• RECORDS PROVIDED
[Start]
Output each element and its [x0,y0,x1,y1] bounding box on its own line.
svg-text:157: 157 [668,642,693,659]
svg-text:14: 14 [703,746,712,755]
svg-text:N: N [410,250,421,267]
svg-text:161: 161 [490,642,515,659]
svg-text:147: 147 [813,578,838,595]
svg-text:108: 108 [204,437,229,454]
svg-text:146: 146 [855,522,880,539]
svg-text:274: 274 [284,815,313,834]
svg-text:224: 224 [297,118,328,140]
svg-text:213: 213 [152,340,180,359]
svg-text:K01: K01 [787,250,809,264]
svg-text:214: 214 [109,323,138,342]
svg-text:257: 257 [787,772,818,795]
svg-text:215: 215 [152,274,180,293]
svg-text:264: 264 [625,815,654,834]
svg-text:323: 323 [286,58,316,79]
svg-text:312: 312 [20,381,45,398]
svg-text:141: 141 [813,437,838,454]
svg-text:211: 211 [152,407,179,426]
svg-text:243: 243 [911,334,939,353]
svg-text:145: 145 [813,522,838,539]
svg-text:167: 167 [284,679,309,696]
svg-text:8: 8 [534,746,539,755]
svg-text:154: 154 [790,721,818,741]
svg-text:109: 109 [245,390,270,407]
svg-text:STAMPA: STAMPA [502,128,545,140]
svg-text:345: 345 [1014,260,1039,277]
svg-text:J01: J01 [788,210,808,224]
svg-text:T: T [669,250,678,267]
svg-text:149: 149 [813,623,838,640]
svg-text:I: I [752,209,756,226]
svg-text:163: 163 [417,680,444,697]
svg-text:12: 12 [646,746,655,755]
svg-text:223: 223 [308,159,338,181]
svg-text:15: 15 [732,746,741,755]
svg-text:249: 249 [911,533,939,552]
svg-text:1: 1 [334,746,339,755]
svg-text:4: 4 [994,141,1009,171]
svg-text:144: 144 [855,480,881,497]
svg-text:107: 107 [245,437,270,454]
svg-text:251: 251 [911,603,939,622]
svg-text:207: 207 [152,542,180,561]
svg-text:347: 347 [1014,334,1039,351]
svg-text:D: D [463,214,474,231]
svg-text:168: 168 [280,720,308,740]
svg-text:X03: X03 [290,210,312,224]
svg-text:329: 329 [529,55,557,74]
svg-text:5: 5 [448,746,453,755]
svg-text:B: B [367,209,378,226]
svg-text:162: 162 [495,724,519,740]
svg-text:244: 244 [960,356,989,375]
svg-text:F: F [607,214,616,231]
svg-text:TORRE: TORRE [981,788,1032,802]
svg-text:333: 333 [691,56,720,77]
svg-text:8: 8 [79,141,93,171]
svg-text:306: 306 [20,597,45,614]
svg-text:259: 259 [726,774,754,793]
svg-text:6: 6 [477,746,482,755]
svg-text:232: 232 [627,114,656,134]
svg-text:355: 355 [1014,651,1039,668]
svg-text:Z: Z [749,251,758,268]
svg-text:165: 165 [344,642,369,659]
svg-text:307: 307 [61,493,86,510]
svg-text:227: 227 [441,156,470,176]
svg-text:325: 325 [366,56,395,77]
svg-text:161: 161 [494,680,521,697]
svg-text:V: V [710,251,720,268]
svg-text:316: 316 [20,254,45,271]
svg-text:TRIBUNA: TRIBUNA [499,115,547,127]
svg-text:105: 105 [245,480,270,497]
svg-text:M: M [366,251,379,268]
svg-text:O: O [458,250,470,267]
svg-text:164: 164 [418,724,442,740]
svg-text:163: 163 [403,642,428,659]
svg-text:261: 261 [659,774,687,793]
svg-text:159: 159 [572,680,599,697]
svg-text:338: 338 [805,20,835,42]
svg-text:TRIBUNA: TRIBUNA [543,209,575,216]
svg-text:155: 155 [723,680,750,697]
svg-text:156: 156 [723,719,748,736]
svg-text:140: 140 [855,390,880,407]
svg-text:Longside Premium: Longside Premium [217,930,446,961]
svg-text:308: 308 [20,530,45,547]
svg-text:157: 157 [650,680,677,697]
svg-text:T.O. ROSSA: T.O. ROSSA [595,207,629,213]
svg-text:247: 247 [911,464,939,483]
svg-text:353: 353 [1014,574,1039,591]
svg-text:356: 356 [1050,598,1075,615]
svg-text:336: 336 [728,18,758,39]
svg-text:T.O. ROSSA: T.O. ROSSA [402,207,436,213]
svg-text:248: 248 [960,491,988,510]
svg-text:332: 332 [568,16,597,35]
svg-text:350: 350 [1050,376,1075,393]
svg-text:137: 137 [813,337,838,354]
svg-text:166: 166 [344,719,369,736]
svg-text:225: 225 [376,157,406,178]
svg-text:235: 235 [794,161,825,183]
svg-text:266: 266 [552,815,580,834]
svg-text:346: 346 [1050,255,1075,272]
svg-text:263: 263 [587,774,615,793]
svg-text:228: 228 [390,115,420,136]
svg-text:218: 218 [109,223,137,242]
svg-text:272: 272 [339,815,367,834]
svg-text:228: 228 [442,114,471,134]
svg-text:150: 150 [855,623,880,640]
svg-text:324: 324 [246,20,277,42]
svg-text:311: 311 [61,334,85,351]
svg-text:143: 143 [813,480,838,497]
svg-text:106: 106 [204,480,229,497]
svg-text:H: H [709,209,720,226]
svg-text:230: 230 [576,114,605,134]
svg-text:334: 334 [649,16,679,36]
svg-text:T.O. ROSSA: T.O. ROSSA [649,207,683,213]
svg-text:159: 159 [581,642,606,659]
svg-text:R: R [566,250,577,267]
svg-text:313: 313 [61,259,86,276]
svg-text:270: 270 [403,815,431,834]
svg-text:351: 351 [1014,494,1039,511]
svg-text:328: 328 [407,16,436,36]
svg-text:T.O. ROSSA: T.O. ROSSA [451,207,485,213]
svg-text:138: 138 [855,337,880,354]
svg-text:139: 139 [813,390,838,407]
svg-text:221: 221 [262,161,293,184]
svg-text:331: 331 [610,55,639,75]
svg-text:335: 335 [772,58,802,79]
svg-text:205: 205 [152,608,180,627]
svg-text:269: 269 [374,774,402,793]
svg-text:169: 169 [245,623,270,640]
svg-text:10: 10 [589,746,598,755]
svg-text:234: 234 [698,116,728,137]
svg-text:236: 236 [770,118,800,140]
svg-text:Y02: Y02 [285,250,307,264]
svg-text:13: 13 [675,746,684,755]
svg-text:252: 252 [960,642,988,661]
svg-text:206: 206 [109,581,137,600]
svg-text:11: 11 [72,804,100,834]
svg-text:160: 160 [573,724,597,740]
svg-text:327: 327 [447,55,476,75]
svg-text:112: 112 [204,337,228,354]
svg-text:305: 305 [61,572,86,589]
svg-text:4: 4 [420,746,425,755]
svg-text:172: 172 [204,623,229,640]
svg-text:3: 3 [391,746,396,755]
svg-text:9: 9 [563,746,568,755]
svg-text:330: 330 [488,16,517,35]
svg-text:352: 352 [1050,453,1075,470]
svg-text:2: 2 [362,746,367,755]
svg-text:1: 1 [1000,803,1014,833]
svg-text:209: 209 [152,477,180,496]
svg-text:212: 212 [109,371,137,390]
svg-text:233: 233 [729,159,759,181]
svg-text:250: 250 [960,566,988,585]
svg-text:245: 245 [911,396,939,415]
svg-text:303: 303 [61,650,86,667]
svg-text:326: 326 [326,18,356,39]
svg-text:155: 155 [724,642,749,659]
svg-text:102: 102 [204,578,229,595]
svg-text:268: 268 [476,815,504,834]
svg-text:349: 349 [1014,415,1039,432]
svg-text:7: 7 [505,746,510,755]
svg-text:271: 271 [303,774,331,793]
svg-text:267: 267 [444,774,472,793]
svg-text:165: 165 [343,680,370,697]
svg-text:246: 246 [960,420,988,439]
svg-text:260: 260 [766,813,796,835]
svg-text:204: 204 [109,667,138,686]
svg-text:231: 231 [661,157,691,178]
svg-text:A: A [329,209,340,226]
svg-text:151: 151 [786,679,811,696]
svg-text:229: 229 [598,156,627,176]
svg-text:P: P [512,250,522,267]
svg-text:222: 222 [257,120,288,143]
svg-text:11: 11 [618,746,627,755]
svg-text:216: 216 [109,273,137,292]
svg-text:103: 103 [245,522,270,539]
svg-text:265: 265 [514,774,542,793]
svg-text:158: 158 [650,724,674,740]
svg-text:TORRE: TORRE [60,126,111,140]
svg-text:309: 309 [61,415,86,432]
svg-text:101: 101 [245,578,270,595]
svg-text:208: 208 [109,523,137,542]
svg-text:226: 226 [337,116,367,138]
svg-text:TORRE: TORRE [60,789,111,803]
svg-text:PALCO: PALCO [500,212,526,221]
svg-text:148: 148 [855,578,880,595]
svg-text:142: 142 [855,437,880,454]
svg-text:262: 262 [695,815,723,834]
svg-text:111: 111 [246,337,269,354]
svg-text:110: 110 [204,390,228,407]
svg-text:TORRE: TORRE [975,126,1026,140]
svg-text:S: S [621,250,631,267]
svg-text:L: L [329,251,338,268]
[End]
• SHORT EXERCISE
Recast the records from their start through the line containing "svg-text:141: 141 [813,437,838,454]" as a Markdown table with the columns Row and Line, numbering each line in order and leaving out blank lines.

• RESPONSE TO THE EXERCISE
| Row | Line |
|---|---|
| 1 | Output each element and its [x0,y0,x1,y1] bounding box on its own line. |
| 2 | svg-text:157: 157 [668,642,693,659] |
| 3 | svg-text:14: 14 [703,746,712,755] |
| 4 | svg-text:N: N [410,250,421,267] |
| 5 | svg-text:161: 161 [490,642,515,659] |
| 6 | svg-text:147: 147 [813,578,838,595] |
| 7 | svg-text:108: 108 [204,437,229,454] |
| 8 | svg-text:146: 146 [855,522,880,539] |
| 9 | svg-text:274: 274 [284,815,313,834] |
| 10 | svg-text:224: 224 [297,118,328,140] |
| 11 | svg-text:213: 213 [152,340,180,359] |
| 12 | svg-text:K01: K01 [787,250,809,264] |
| 13 | svg-text:214: 214 [109,323,138,342] |
| 14 | svg-text:257: 257 [787,772,818,795] |
| 15 | svg-text:215: 215 [152,274,180,293] |
| 16 | svg-text:264: 264 [625,815,654,834] |
| 17 | svg-text:323: 323 [286,58,316,79] |
| 18 | svg-text:312: 312 [20,381,45,398] |
| 19 | svg-text:141: 141 [813,437,838,454] |